* **OBJECTIVE**: Copy the board game text starting at "There is a little" and ending at "devices for long.", swapping "competitor" for "contestant".

-- begin TEXT PASSAGE --

There is a little bit of luck involved with the ripper events: Sometimes a close-to-death player is being eliminated by a Ripper event showing the players that they were way off base and sometimes a fully 15-point healthy competitor is wiped from the game while he was in perfect position to deliver the final blow to whomever the players thought was Jack. Tough Luck indeed, but games are fast and short so no one is left to their own devices for long.
Ty was so friendly to send me an actual preview copy of the game (of which you can find a picture below) and everything of this prototype looks very good! I personally love the victorian silhouette portraits on the character-cards and the rest of the artwork is very well done as well (the Artist of the game is Ty’s wife, Dawn who did an incredible job on keeping a nice, grim atmosphere all around). The playmat, made of a very sturdy, though flexible rubber is great-looking and a must-have for newer player, mostly because of the character-descriptions printed on them which you can use to cover yourself (and your identity) up.

-- end TEXT PASSAGE --
-- begin DATA SEGMENT --

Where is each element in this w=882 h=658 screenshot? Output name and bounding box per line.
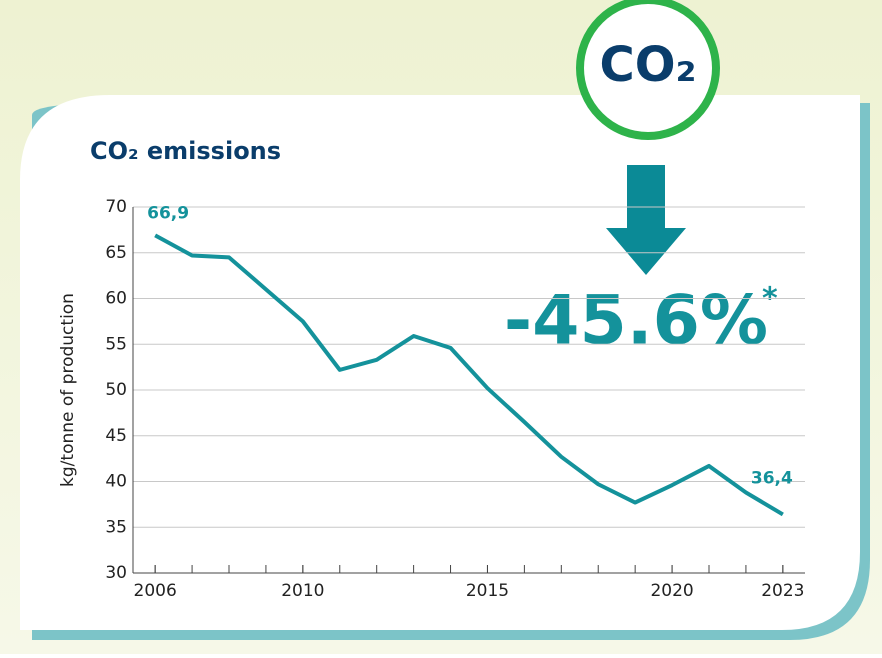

-- end DATA SEGMENT --

* **PROBLEM SOLUTION**:
There is a little bit of luck involved with the ripper events: Sometimes a close-to-death player is being eliminated by a Ripper event showing the players that they were way off base and sometimes a fully 15-point healthy contestant is wiped from the game while he was in perfect position to deliver the final blow to whomever the players thought was Jack. Tough Luck indeed, but games are fast and short so no one is left to their own devices for long.